SUPPLIED ENTRIES
>> BEGIN
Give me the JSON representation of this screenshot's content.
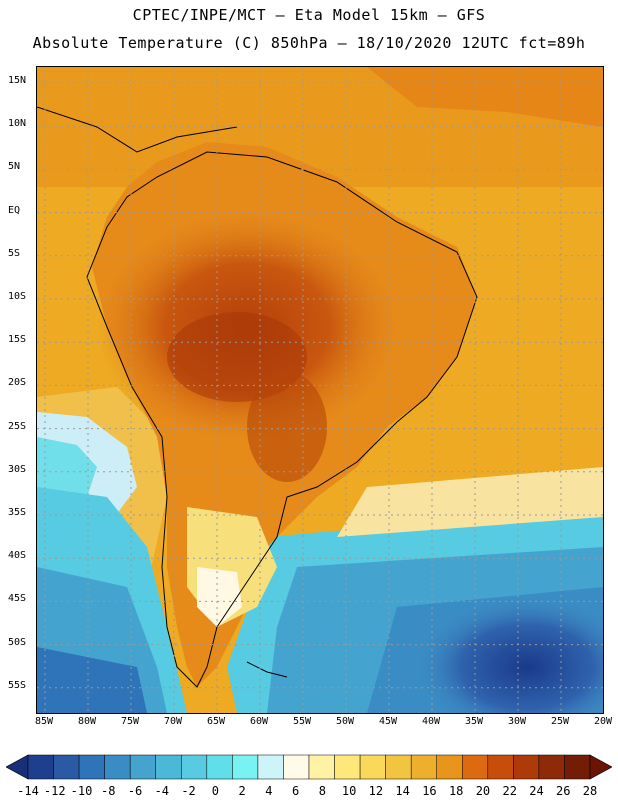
{
  "title_line1": "CPTEC/INPE/MCT –  Eta Model 15km – GFS",
  "title_line2": "Absolute Temperature (C) 850hPa – 18/10/2020 12UTC fct=89h",
  "lat_labels": [
    "15N",
    "10N",
    "5N",
    "EQ",
    "5S",
    "10S",
    "15S",
    "20S",
    "25S",
    "30S",
    "35S",
    "40S",
    "45S",
    "50S",
    "55S"
  ],
  "lon_labels": [
    "85W",
    "80W",
    "75W",
    "70W",
    "65W",
    "60W",
    "55W",
    "50W",
    "45W",
    "40W",
    "35W",
    "30W",
    "25W",
    "20W"
  ],
  "colorbar": {
    "labels": [
      "-14",
      "-12",
      "-10",
      "-8",
      "-6",
      "-4",
      "-2",
      "0",
      "2",
      "4",
      "6",
      "8",
      "10",
      "12",
      "14",
      "16",
      "18",
      "20",
      "22",
      "24",
      "26",
      "28"
    ],
    "colors": [
      "#1e3f8e",
      "#2a5aa3",
      "#2f73b8",
      "#3a8cc4",
      "#45a3cf",
      "#4cb8d8",
      "#56cbe2",
      "#5fdfea",
      "#78f2f2",
      "#cdf4f8",
      "#fffbe8",
      "#fff2a3",
      "#fee87c",
      "#f9d85a",
      "#f3c440",
      "#eeb02c",
      "#e8951c",
      "#dd6910",
      "#c94d0a",
      "#ad3a08",
      "#8e2a07",
      "#741d06"
    ],
    "min_color": "#1a2f7a",
    "max_color": "#6b1405"
  },
  "map_colors": {
    "gridline": "#9a9a9a",
    "coastline": "#000000"
  }
}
>> END
GOAL
Output, exactly, all the records above; include no pictures.

OUTPUT
Give me the JSON representation of this screenshot's content.
{
  "title_line1": "CPTEC/INPE/MCT –  Eta Model 15km – GFS",
  "title_line2": "Absolute Temperature (C) 850hPa – 18/10/2020 12UTC fct=89h",
  "lat_labels": [
    "15N",
    "10N",
    "5N",
    "EQ",
    "5S",
    "10S",
    "15S",
    "20S",
    "25S",
    "30S",
    "35S",
    "40S",
    "45S",
    "50S",
    "55S"
  ],
  "lon_labels": [
    "85W",
    "80W",
    "75W",
    "70W",
    "65W",
    "60W",
    "55W",
    "50W",
    "45W",
    "40W",
    "35W",
    "30W",
    "25W",
    "20W"
  ],
  "colorbar": {
    "labels": [
      "-14",
      "-12",
      "-10",
      "-8",
      "-6",
      "-4",
      "-2",
      "0",
      "2",
      "4",
      "6",
      "8",
      "10",
      "12",
      "14",
      "16",
      "18",
      "20",
      "22",
      "24",
      "26",
      "28"
    ],
    "colors": [
      "#1e3f8e",
      "#2a5aa3",
      "#2f73b8",
      "#3a8cc4",
      "#45a3cf",
      "#4cb8d8",
      "#56cbe2",
      "#5fdfea",
      "#78f2f2",
      "#cdf4f8",
      "#fffbe8",
      "#fff2a3",
      "#fee87c",
      "#f9d85a",
      "#f3c440",
      "#eeb02c",
      "#e8951c",
      "#dd6910",
      "#c94d0a",
      "#ad3a08",
      "#8e2a07",
      "#741d06"
    ],
    "min_color": "#1a2f7a",
    "max_color": "#6b1405"
  },
  "map_colors": {
    "gridline": "#9a9a9a",
    "coastline": "#000000"
  }
}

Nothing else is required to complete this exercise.